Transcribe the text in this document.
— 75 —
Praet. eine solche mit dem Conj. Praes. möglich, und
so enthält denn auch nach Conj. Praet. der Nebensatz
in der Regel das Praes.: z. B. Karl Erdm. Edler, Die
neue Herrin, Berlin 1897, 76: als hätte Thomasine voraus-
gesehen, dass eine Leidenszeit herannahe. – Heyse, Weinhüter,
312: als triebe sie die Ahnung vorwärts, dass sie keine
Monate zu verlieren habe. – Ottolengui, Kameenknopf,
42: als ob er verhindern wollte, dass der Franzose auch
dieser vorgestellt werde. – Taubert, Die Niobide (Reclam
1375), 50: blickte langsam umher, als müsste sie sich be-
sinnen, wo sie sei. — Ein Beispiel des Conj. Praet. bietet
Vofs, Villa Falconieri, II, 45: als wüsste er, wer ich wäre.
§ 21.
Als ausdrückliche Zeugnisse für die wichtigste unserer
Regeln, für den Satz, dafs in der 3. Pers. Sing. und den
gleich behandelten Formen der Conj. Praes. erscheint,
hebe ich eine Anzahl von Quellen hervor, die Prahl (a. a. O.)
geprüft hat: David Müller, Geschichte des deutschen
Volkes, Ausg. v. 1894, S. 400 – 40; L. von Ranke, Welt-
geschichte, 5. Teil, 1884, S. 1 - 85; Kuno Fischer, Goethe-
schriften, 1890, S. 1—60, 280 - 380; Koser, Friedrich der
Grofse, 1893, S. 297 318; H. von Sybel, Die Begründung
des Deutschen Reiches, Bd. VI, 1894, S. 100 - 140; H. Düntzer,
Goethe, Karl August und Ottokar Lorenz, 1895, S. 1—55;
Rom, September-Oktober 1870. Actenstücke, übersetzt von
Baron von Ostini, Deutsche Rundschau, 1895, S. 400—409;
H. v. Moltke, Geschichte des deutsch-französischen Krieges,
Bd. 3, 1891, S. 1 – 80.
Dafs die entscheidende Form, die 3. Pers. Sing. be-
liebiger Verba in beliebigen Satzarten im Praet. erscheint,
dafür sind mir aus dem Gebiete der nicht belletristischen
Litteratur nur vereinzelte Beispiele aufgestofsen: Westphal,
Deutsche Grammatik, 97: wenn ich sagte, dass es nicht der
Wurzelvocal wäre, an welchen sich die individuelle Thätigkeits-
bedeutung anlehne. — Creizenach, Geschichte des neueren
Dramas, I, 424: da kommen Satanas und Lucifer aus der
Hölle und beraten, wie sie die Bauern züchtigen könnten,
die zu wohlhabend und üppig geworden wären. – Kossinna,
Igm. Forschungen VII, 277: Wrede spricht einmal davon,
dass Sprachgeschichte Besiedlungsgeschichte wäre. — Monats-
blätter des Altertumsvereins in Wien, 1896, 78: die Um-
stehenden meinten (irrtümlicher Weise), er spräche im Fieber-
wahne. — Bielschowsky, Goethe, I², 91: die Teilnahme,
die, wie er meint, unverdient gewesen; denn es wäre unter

Challenge:
Make an exact copy of every line in the data.

Full answer:
Transcribe the text in this document.
— 75 —
Praet. eine solche mit dem Conj. Praes. möglich, und
so enthält denn auch nach Conj. Praet. der Nebensatz
in der Regel das Praes.: z. B. Karl Erdm. Edler, Die
neue Herrin, Berlin 1897, 76: als hätte Thomasine voraus-
gesehen, dass eine Leidenszeit herannahe. – Heyse, Weinhüter,
312: als triebe sie die Ahnung vorwärts, dass sie keine
Monate zu verlieren habe. – Ottolengui, Kameenknopf,
42: als ob er verhindern wollte, dass der Franzose auch
dieser vorgestellt werde. – Taubert, Die Niobide (Reclam
1375), 50: blickte langsam umher, als müsste sie sich be-
sinnen, wo sie sei. — Ein Beispiel des Conj. Praet. bietet
Vofs, Villa Falconieri, II, 45: als wüsste er, wer ich wäre.
§ 21.
Als ausdrückliche Zeugnisse für die wichtigste unserer
Regeln, für den Satz, dafs in der 3. Pers. Sing. und den
gleich behandelten Formen der Conj. Praes. erscheint,
hebe ich eine Anzahl von Quellen hervor, die Prahl (a. a. O.)
geprüft hat: David Müller, Geschichte des deutschen
Volkes, Ausg. v. 1894, S. 400 – 40; L. von Ranke, Welt-
geschichte, 5. Teil, 1884, S. 1 - 85; Kuno Fischer, Goethe-
schriften, 1890, S. 1—60, 280 - 380; Koser, Friedrich der
Grofse, 1893, S. 297 318; H. von Sybel, Die Begründung
des Deutschen Reiches, Bd. VI, 1894, S. 100 - 140; H. Düntzer,
Goethe, Karl August und Ottokar Lorenz, 1895, S. 1—55;
Rom, September-Oktober 1870. Actenstücke, übersetzt von
Baron von Ostini, Deutsche Rundschau, 1895, S. 400—409;
H. v. Moltke, Geschichte des deutsch-französischen Krieges,
Bd. 3, 1891, S. 1 – 80.
Dafs die entscheidende Form, die 3. Pers. Sing. be-
liebiger Verba in beliebigen Satzarten im Praet. erscheint,
dafür sind mir aus dem Gebiete der nicht belletristischen
Litteratur nur vereinzelte Beispiele aufgestofsen: Westphal,
Deutsche Grammatik, 97: wenn ich sagte, dass es nicht der
Wurzelvocal wäre, an welchen sich die individuelle Thätigkeits-
bedeutung anlehne. — Creizenach, Geschichte des neueren
Dramas, I, 424: da kommen Satanas und Lucifer aus der
Hölle und beraten, wie sie die Bauern züchtigen könnten,
die zu wohlhabend und üppig geworden wären. – Kossinna,
Igm. Forschungen VII, 277: Wrede spricht einmal davon,
dass Sprachgeschichte Besiedlungsgeschichte wäre. — Monats-
blätter des Altertumsvereins in Wien, 1896, 78: die Um-
stehenden meinten (irrtümlicher Weise), er spräche im Fieber-
wahne. — Bielschowsky, Goethe, I², 91: die Teilnahme,
die, wie er meint, unverdient gewesen; denn es wäre unter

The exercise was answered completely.